(RECORDS FOR THIS TASK)
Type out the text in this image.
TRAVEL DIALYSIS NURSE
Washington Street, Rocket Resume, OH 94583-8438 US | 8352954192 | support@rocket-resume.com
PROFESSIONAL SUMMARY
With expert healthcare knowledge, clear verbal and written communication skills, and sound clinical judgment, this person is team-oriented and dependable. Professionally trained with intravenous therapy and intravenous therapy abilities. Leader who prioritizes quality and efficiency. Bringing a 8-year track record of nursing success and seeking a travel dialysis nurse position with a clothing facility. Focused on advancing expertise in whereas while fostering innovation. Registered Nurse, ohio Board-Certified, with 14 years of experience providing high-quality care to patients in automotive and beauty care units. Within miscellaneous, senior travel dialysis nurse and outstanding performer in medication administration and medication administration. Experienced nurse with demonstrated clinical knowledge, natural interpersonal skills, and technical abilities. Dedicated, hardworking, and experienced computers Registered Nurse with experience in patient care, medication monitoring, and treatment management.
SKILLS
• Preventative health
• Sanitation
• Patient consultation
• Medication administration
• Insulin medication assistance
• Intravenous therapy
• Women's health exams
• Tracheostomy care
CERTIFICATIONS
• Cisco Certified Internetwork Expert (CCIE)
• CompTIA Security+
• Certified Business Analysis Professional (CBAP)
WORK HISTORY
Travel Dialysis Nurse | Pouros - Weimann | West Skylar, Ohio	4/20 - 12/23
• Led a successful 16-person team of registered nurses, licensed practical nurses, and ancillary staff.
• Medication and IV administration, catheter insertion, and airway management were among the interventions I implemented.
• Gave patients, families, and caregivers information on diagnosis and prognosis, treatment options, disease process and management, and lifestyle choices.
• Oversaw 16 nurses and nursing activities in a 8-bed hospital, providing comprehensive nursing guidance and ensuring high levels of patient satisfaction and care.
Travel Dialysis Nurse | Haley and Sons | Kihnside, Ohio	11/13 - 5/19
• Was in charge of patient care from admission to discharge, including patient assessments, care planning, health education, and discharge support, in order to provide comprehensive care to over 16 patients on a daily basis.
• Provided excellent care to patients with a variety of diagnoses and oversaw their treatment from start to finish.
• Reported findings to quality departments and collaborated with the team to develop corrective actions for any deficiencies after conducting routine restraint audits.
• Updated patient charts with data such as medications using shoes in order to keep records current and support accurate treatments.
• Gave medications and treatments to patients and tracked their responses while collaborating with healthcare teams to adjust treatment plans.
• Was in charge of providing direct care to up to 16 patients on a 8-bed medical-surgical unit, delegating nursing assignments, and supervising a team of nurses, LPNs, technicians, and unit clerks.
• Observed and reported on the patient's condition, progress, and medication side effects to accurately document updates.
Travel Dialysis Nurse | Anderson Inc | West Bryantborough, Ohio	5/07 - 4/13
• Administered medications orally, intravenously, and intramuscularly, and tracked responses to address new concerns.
(End RECORDS FOR THIS TASK)
# WHAT TO DO:
The answer must be every entry, reproduced exactly.

# FINISHED TASK:
Type out the text in this image.
TRAVEL DIALYSIS NURSE
Washington Street, Rocket Resume, OH 94583-8438 US | 8352954192 | support@rocket-resume.com
PROFESSIONAL SUMMARY
With expert healthcare knowledge, clear verbal and written communication skills, and sound clinical judgment, this person is team-oriented and dependable. Professionally trained with intravenous therapy and intravenous therapy abilities. Leader who prioritizes quality and efficiency. Bringing a 8-year track record of nursing success and seeking a travel dialysis nurse position with a clothing facility. Focused on advancing expertise in whereas while fostering innovation. Registered Nurse, ohio Board-Certified, with 14 years of experience providing high-quality care to patients in automotive and beauty care units. Within miscellaneous, senior travel dialysis nurse and outstanding performer in medication administration and medication administration. Experienced nurse with demonstrated clinical knowledge, natural interpersonal skills, and technical abilities. Dedicated, hardworking, and experienced computers Registered Nurse with experience in patient care, medication monitoring, and treatment management.
SKILLS
• Preventative health
• Sanitation
• Patient consultation
• Medication administration
• Insulin medication assistance
• Intravenous therapy
• Women's health exams
• Tracheostomy care
CERTIFICATIONS
• Cisco Certified Internetwork Expert (CCIE)
• CompTIA Security+
• Certified Business Analysis Professional (CBAP)
WORK HISTORY
Travel Dialysis Nurse | Pouros - Weimann | West Skylar, Ohio	4/20 - 12/23
• Led a successful 16-person team of registered nurses, licensed practical nurses, and ancillary staff.
• Medication and IV administration, catheter insertion, and airway management were among the interventions I implemented.
• Gave patients, families, and caregivers information on diagnosis and prognosis, treatment options, disease process and management, and lifestyle choices.
• Oversaw 16 nurses and nursing activities in a 8-bed hospital, providing comprehensive nursing guidance and ensuring high levels of patient satisfaction and care.
Travel Dialysis Nurse | Haley and Sons | Kihnside, Ohio	11/13 - 5/19
• Was in charge of patient care from admission to discharge, including patient assessments, care planning, health education, and discharge support, in order to provide comprehensive care to over 16 patients on a daily basis.
• Provided excellent care to patients with a variety of diagnoses and oversaw their treatment from start to finish.
• Reported findings to quality departments and collaborated with the team to develop corrective actions for any deficiencies after conducting routine restraint audits.
• Updated patient charts with data such as medications using shoes in order to keep records current and support accurate treatments.
• Gave medications and treatments to patients and tracked their responses while collaborating with healthcare teams to adjust treatment plans.
• Was in charge of providing direct care to up to 16 patients on a 8-bed medical-surgical unit, delegating nursing assignments, and supervising a team of nurses, LPNs, technicians, and unit clerks.
• Observed and reported on the patient's condition, progress, and medication side effects to accurately document updates.
Travel Dialysis Nurse | Anderson Inc | West Bryantborough, Ohio	5/07 - 4/13
• Administered medications orally, intravenously, and intramuscularly, and tracked responses to address new concerns.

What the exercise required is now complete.